### Provided text
-- START --
Atlas: Few-shot Learning with Retrieval Augmented Language Models

REPO NO LONGER MAINTAINED, RESEARCH CODE PROVIDED AS IT IS

This repository contains pre-trained models, corpora, indices, and code for pre-training, finetuning, retrieving and evaluating for the paper Atlas: Few-shot Learning with Retrieval Augmented Language Models

Read our Atlas blog post for a quick overview of the project and how to run the code with torchrun (slurm free option).

We jointly pretrain a retrieval-augmented seq2seq language model, comprised of a passage-based dense retriever and a encoder-decoder language model. We perform evaluations on a wide range of tasks, including MMLU, KILT and NaturalQuestions, and study the impact of the content of the document index, showing that it can easily be updated. Notably, Atlas reaches over 45% accuracy on Natural Questions using only 64 examples when supplied with wikipedia index from 2018, outperforming a 540B parameters model by 6% despite having 50x fewer parameters. Atlas also works very well when finetuned on larger datasets - when finetuned on the full Natural Questions data, Atlas sets a new state-of-the-art of 64%, 8 points higher than the current state of the art.
-- END --
### Provided data
-- START --
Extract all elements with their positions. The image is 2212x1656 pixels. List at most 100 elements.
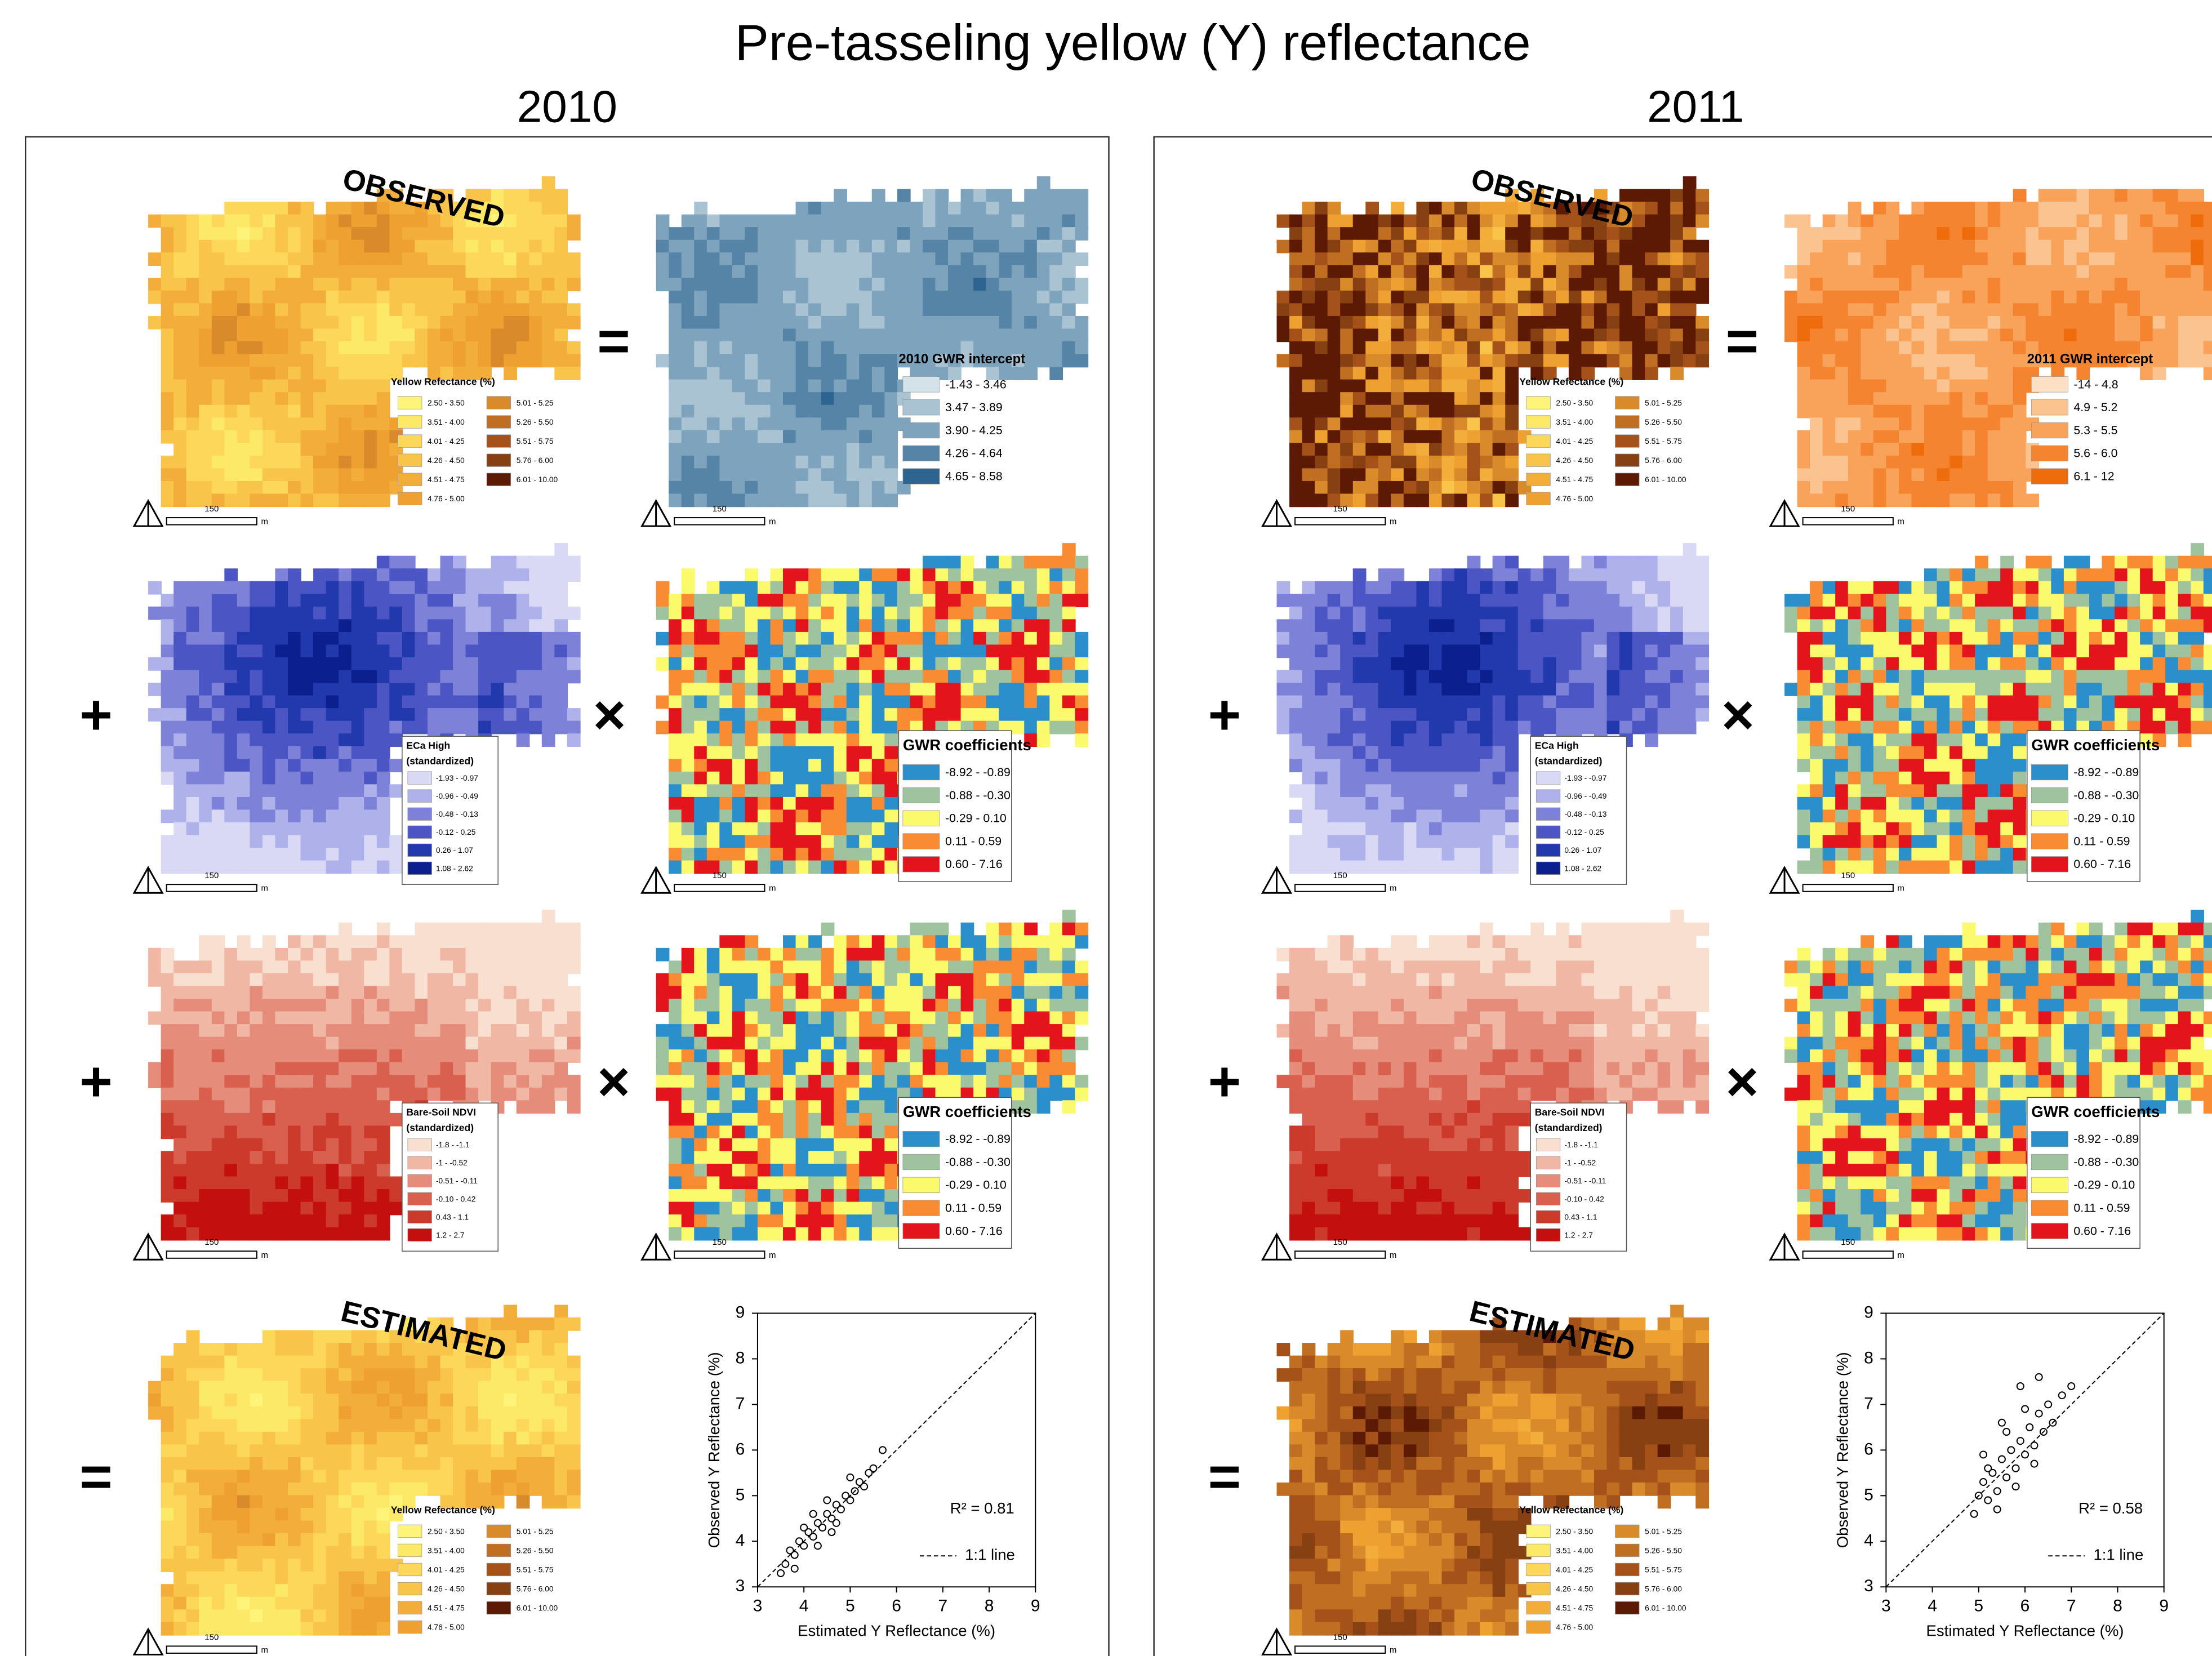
-- END --
### Work to do
• a. Can you transcribe the part of the Atlas description that opens with the words containing "We jointly pretrain" and closes with "of the art."?
• b. According to the Atlas description, what does the repository contain? List each item.
• c. How would you sum up the Atlas description in two sentences?
The material comes from a source other than the Atlas description.

### Answers in order
• a.
We jointly pretrain a retrieval-augmented seq2seq language model, comprised of a passage-based dense retriever and a encoder-decoder language model. We perform evaluations on a wide range of tasks, including MMLU, KILT and NaturalQuestions, and study the impact of the content of the document index, showing that it can easily be updated. Notably, Atlas reaches over 45% accuracy on Natural Questions using only 64 examples when supplied with wikipedia index from 2018, outperforming a 540B parameters model by 6% despite having 50x fewer parameters. Atlas also works very well when finetuned on larger datasets - when finetuned on the full Natural Questions data, Atlas sets a new state-of-the-art of 64%, 8 points higher than the current state of the art.

• b.
- Pre-trained models
- Corpora
- Indices
- Code for pre-training, finetuning, retrieving and evaluating

• c. Atlas is a retrieval-augmented seq2seq language model, made up of a passage-based dense retriever and an encoder-decoder language model that are pretrained jointly, and its repository offers pre-trained models, corpora, indices and code but is no longer maintained. Using only 64 examples and a 2018 Wikipedia index, Atlas reaches over 45% accuracy on Natural Questions and outperforms a 540B-parameter model by 6% with 50x fewer parameters, and when finetuned on the full Natural Questions data it sets a new state of the art of 64%.